─── Input material ───

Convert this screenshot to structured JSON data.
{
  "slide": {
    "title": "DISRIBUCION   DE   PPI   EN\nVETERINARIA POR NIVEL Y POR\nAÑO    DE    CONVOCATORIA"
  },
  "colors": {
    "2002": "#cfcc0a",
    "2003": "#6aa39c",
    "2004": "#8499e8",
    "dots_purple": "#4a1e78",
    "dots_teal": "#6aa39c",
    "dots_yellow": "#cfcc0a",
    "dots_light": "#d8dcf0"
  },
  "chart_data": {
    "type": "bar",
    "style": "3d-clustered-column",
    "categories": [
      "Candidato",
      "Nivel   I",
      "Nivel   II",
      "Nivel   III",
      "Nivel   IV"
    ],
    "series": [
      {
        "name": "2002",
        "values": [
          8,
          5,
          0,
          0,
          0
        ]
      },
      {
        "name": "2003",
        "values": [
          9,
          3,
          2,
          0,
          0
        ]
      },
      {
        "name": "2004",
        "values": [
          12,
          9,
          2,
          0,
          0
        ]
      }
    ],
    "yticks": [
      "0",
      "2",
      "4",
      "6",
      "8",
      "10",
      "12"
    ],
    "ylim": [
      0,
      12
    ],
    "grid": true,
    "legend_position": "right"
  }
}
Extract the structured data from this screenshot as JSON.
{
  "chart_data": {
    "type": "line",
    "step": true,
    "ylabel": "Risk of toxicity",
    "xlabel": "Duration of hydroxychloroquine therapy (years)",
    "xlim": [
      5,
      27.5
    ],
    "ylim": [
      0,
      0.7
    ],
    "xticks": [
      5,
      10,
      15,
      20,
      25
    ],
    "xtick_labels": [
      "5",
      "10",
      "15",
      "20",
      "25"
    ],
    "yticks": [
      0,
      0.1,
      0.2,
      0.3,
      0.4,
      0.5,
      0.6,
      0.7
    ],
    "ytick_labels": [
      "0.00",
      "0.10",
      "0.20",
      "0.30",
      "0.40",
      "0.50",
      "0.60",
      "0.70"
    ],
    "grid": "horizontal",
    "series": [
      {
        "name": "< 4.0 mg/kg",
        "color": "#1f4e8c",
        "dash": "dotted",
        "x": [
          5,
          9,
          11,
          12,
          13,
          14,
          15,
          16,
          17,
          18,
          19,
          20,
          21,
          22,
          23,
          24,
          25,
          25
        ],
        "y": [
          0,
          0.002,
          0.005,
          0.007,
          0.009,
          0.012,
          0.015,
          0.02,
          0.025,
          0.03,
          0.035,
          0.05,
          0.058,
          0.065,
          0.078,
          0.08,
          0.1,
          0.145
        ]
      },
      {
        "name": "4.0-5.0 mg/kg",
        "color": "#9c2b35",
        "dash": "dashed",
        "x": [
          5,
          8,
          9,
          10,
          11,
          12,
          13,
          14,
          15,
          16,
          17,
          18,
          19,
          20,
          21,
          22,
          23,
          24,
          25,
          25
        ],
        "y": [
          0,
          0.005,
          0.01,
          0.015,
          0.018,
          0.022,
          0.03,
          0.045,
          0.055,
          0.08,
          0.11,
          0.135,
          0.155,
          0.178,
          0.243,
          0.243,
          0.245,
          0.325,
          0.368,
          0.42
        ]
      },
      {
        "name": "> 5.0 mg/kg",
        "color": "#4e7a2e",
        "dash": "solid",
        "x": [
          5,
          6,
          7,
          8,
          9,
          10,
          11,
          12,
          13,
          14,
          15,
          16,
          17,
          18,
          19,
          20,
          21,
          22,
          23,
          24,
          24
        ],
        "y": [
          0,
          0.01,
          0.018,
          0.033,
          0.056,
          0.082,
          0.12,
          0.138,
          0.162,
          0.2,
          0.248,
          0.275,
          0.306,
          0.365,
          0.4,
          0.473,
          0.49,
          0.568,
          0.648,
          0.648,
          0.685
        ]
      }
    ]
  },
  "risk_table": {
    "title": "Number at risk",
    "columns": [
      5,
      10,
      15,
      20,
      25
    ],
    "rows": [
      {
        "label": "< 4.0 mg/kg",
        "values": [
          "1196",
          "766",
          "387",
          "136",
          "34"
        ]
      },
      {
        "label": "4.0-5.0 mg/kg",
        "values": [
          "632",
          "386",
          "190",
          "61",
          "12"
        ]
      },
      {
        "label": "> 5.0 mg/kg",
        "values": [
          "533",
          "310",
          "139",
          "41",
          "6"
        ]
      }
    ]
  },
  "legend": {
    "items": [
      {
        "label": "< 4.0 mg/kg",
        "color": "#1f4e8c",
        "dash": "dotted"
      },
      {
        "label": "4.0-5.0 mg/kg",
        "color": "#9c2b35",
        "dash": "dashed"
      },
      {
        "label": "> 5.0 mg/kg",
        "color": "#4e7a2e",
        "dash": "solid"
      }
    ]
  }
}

───

Show the lines from the data above that contain the string "structured".

> _Finished answer_
Convert this screenshot to structured JSON data.
Extract the structured data from this screenshot as JSON.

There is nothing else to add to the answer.